Exercise description
Go through the records below line by line. Count the lines with "Irradiation" and give the count alone.
──────── Exercise inputs
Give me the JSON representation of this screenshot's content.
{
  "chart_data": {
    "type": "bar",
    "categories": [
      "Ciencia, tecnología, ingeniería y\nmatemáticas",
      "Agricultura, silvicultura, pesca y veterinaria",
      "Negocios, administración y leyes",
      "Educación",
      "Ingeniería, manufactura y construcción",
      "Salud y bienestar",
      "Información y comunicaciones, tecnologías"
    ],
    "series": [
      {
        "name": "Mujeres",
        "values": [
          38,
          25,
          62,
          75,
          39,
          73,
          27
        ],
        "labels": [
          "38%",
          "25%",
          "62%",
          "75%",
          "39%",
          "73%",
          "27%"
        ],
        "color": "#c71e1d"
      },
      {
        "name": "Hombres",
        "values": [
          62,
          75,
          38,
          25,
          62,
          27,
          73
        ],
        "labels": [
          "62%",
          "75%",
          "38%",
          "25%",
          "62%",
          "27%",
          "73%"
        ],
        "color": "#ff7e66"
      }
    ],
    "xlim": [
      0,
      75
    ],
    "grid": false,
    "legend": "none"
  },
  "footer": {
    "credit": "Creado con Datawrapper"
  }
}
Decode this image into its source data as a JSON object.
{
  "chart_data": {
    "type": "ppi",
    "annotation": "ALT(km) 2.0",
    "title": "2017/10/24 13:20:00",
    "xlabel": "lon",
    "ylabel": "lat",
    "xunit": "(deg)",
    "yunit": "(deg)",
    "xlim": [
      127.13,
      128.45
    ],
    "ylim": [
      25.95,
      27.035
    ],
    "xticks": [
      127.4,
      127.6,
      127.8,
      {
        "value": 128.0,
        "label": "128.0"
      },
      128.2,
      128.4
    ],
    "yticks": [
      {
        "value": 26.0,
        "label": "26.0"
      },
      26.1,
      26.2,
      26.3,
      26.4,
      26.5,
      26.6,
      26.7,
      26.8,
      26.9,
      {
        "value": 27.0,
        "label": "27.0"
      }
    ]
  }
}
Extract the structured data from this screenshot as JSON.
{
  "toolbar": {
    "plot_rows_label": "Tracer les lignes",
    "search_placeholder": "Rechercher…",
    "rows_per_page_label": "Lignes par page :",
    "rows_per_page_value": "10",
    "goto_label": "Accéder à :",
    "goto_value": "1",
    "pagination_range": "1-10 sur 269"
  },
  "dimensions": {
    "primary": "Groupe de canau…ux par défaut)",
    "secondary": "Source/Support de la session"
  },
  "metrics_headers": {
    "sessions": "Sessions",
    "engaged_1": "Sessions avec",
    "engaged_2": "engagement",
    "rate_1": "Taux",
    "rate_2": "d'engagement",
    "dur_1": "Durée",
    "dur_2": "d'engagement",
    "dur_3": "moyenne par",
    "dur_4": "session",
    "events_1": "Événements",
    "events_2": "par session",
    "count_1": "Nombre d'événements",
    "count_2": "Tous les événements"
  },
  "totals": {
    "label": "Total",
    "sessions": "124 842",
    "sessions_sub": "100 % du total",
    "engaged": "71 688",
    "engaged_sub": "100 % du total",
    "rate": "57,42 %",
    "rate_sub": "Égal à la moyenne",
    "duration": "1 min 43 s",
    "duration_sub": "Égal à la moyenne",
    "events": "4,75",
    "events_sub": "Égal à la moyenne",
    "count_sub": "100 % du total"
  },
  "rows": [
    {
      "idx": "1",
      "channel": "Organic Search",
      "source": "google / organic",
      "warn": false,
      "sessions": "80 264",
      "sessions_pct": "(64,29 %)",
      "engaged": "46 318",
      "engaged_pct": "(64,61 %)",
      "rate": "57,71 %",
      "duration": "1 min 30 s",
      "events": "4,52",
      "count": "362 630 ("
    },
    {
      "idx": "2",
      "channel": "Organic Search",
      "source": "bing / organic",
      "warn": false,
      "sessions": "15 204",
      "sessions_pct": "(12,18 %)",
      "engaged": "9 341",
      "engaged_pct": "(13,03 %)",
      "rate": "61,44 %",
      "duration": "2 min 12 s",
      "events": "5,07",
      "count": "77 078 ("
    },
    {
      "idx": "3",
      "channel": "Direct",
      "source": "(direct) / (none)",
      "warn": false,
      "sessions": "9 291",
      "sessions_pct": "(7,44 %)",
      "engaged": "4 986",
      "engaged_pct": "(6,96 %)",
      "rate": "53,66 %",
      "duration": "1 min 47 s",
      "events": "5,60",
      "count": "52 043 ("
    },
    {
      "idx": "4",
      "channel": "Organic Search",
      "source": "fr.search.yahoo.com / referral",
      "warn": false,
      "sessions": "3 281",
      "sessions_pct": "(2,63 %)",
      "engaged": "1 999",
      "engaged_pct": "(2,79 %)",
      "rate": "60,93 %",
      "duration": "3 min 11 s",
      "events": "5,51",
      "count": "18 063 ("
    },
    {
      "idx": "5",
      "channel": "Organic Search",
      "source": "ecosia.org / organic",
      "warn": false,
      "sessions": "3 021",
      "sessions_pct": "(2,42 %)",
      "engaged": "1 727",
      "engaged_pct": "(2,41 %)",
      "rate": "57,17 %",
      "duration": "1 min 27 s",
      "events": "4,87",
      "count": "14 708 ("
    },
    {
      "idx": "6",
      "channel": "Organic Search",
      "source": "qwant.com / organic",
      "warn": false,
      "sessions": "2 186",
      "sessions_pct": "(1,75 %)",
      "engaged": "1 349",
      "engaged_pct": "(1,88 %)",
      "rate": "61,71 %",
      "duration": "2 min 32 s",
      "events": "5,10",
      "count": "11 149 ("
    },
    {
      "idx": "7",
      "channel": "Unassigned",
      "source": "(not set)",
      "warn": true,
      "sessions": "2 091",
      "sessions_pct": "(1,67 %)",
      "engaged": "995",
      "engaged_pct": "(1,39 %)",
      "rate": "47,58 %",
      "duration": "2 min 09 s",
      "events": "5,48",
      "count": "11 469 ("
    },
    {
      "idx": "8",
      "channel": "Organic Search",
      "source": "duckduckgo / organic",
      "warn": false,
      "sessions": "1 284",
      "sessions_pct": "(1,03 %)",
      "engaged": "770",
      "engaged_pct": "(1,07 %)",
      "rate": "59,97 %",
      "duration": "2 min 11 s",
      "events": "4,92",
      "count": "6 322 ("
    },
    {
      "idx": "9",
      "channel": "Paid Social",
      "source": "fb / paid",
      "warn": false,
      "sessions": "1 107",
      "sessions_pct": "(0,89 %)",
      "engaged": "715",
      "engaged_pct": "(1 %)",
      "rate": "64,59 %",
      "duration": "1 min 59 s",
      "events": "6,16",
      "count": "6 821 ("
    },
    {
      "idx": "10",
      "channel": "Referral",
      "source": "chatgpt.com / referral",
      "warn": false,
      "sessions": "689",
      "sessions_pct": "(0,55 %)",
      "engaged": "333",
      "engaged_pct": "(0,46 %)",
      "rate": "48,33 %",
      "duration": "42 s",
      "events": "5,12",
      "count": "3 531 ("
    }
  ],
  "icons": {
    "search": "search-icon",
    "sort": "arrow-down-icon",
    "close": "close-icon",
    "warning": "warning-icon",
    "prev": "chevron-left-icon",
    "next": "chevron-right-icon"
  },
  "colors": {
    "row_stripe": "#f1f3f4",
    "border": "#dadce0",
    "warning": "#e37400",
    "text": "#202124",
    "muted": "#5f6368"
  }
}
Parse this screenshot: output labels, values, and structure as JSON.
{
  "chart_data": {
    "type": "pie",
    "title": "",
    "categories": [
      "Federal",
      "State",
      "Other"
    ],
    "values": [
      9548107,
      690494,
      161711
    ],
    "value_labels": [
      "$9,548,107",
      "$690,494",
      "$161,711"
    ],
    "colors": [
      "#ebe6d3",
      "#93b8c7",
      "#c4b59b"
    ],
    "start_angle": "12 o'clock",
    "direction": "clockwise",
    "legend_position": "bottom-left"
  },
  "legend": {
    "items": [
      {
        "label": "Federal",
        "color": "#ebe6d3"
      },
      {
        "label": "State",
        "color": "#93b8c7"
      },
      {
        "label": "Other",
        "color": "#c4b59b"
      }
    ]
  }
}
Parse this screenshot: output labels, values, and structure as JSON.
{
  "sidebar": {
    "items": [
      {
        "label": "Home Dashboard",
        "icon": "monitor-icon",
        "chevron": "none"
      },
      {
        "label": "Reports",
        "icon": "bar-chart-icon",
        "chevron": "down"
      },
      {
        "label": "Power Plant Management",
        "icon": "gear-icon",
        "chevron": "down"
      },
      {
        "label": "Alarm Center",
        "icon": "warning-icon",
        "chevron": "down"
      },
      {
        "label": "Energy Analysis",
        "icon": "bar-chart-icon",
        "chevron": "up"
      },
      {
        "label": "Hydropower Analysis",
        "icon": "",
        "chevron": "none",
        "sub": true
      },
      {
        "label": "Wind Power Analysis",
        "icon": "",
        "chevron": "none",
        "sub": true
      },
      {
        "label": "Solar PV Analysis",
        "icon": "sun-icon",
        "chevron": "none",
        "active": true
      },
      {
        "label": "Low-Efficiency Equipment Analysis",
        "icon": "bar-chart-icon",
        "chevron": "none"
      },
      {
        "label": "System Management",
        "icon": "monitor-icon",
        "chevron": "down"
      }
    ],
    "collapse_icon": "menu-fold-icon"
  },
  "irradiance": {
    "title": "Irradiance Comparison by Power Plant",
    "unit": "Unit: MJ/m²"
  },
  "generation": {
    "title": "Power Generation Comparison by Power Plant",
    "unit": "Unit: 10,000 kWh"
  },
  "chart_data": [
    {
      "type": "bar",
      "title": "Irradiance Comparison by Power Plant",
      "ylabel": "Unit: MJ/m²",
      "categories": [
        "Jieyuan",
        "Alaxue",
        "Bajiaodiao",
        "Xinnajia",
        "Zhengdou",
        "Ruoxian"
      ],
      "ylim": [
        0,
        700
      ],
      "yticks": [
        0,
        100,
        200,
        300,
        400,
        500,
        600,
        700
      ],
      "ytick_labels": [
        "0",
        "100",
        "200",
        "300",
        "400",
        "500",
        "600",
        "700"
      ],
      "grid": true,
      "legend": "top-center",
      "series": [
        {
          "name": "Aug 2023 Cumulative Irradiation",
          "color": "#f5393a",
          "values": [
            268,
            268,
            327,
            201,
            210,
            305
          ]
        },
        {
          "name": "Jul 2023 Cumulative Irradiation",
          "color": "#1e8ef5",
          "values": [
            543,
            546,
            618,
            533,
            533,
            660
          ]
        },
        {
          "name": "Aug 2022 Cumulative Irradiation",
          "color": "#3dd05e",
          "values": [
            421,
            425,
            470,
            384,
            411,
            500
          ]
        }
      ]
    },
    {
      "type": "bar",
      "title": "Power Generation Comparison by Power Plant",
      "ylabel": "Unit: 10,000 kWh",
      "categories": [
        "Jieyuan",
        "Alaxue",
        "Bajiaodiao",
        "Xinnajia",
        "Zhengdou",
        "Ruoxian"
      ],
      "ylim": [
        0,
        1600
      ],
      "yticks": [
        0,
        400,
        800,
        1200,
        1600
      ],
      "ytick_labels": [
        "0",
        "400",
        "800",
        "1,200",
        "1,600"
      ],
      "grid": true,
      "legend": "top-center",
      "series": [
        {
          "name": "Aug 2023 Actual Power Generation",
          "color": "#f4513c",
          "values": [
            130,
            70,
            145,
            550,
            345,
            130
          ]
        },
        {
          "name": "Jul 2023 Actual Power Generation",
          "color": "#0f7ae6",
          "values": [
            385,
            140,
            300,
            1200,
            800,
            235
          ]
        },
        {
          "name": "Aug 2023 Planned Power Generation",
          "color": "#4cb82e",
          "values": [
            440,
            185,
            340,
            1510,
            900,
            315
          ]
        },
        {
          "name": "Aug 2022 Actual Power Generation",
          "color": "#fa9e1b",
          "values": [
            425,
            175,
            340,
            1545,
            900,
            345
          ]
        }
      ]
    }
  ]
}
────────────────
Task output
3